#### [Problem statement]
Quote the records that follow in full, leaving the pictures out.

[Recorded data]
## Begin

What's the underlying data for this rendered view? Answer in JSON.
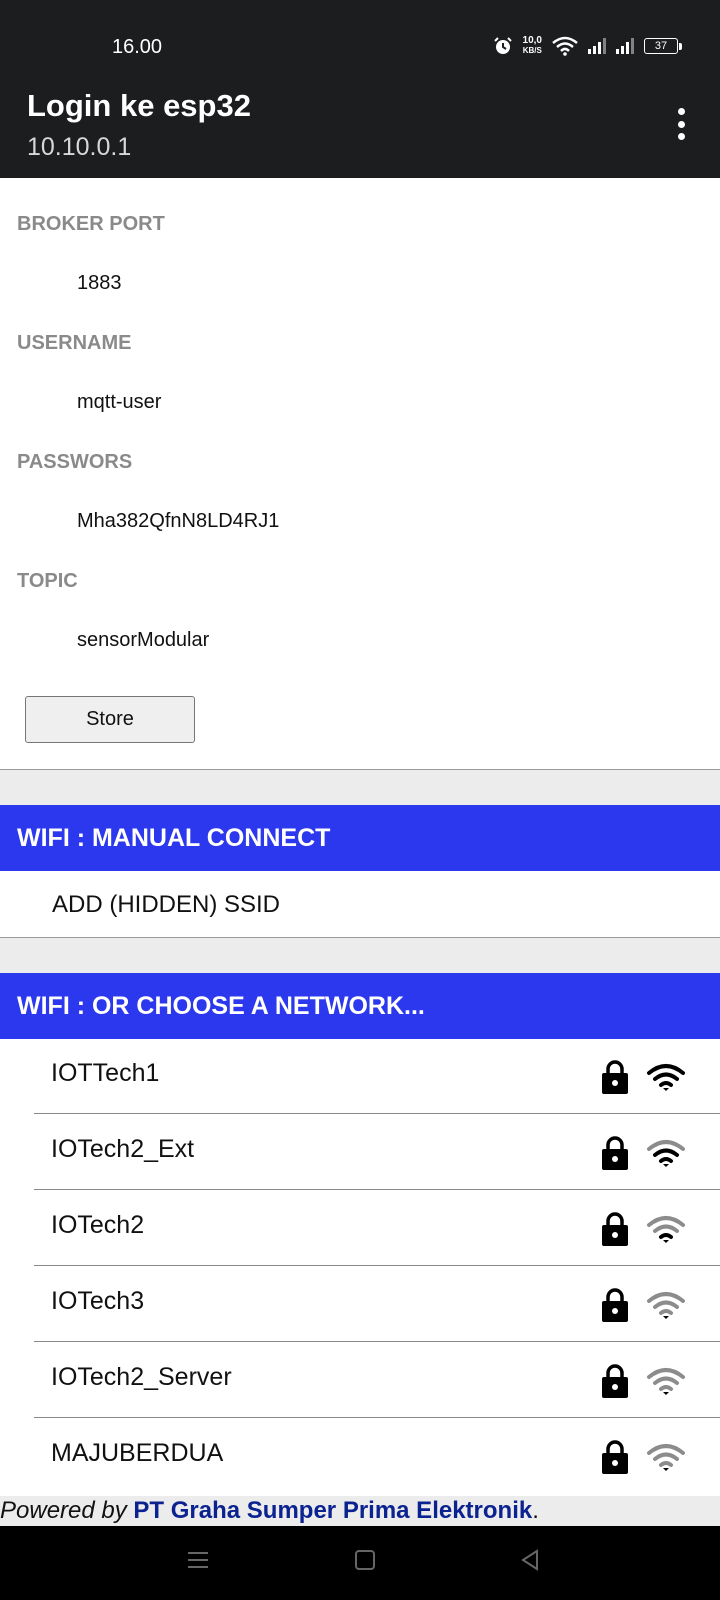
{
  "status_bar": {
    "time": "16.00",
    "net_speed_value": "10,0",
    "net_speed_unit": "KB/S",
    "battery": "37",
    "icons": [
      "alarm-icon",
      "wifi-icon",
      "signal-icon",
      "signal-icon",
      "battery-icon"
    ]
  },
  "app_bar": {
    "title": "Login ke esp32",
    "subtitle": "10.10.0.1",
    "menu_icon": "more-vert-icon"
  },
  "form": {
    "broker_port_label": "BROKER PORT",
    "broker_port_value": "1883",
    "username_label": "USERNAME",
    "username_value": "mqtt-user",
    "password_label": "PASSWORS",
    "password_value": "Mha382QfnN8LD4RJ1",
    "topic_label": "TOPIC",
    "topic_value": "sensorModular",
    "store_label": "Store"
  },
  "manual": {
    "header": "WIFI : MANUAL CONNECT",
    "add_ssid": "ADD (HIDDEN) SSID"
  },
  "networks": {
    "header": "WIFI : OR CHOOSE A NETWORK...",
    "items": [
      {
        "ssid": "IOTTech1",
        "locked": true,
        "signal": 4
      },
      {
        "ssid": "IOTech2_Ext",
        "locked": true,
        "signal": 3
      },
      {
        "ssid": "IOTech2",
        "locked": true,
        "signal": 2
      },
      {
        "ssid": "IOTech3",
        "locked": true,
        "signal": 1
      },
      {
        "ssid": "IOTech2_Server",
        "locked": true,
        "signal": 1
      },
      {
        "ssid": "MAJUBERDUA",
        "locked": true,
        "signal": 1
      }
    ]
  },
  "footer": {
    "prefix": "Powered by",
    "company": "PT Graha Sumper Prima Elektronik",
    "suffix": "."
  },
  "colors": {
    "header_blue": "#2b38ee",
    "link_blue": "#0b2390",
    "label_gray": "#8a8a8a",
    "appbar": "#1b1d1f"
  }
}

## End

#### [Exercise response]
What's the underlying data for this rendered view? Answer in JSON.
{
  "status_bar": {
    "time": "16.00",
    "net_speed_value": "10,0",
    "net_speed_unit": "KB/S",
    "battery": "37",
    "icons": [
      "alarm-icon",
      "wifi-icon",
      "signal-icon",
      "signal-icon",
      "battery-icon"
    ]
  },
  "app_bar": {
    "title": "Login ke esp32",
    "subtitle": "10.10.0.1",
    "menu_icon": "more-vert-icon"
  },
  "form": {
    "broker_port_label": "BROKER PORT",
    "broker_port_value": "1883",
    "username_label": "USERNAME",
    "username_value": "mqtt-user",
    "password_label": "PASSWORS",
    "password_value": "Mha382QfnN8LD4RJ1",
    "topic_label": "TOPIC",
    "topic_value": "sensorModular",
    "store_label": "Store"
  },
  "manual": {
    "header": "WIFI : MANUAL CONNECT",
    "add_ssid": "ADD (HIDDEN) SSID"
  },
  "networks": {
    "header": "WIFI : OR CHOOSE A NETWORK...",
    "items": [
      {
        "ssid": "IOTTech1",
        "locked": true,
        "signal": 4
      },
      {
        "ssid": "IOTech2_Ext",
        "locked": true,
        "signal": 3
      },
      {
        "ssid": "IOTech2",
        "locked": true,
        "signal": 2
      },
      {
        "ssid": "IOTech3",
        "locked": true,
        "signal": 1
      },
      {
        "ssid": "IOTech2_Server",
        "locked": true,
        "signal": 1
      },
      {
        "ssid": "MAJUBERDUA",
        "locked": true,
        "signal": 1
      }
    ]
  },
  "footer": {
    "prefix": "Powered by",
    "company": "PT Graha Sumper Prima Elektronik",
    "suffix": "."
  },
  "colors": {
    "header_blue": "#2b38ee",
    "link_blue": "#0b2390",
    "label_gray": "#8a8a8a",
    "appbar": "#1b1d1f"
  }
}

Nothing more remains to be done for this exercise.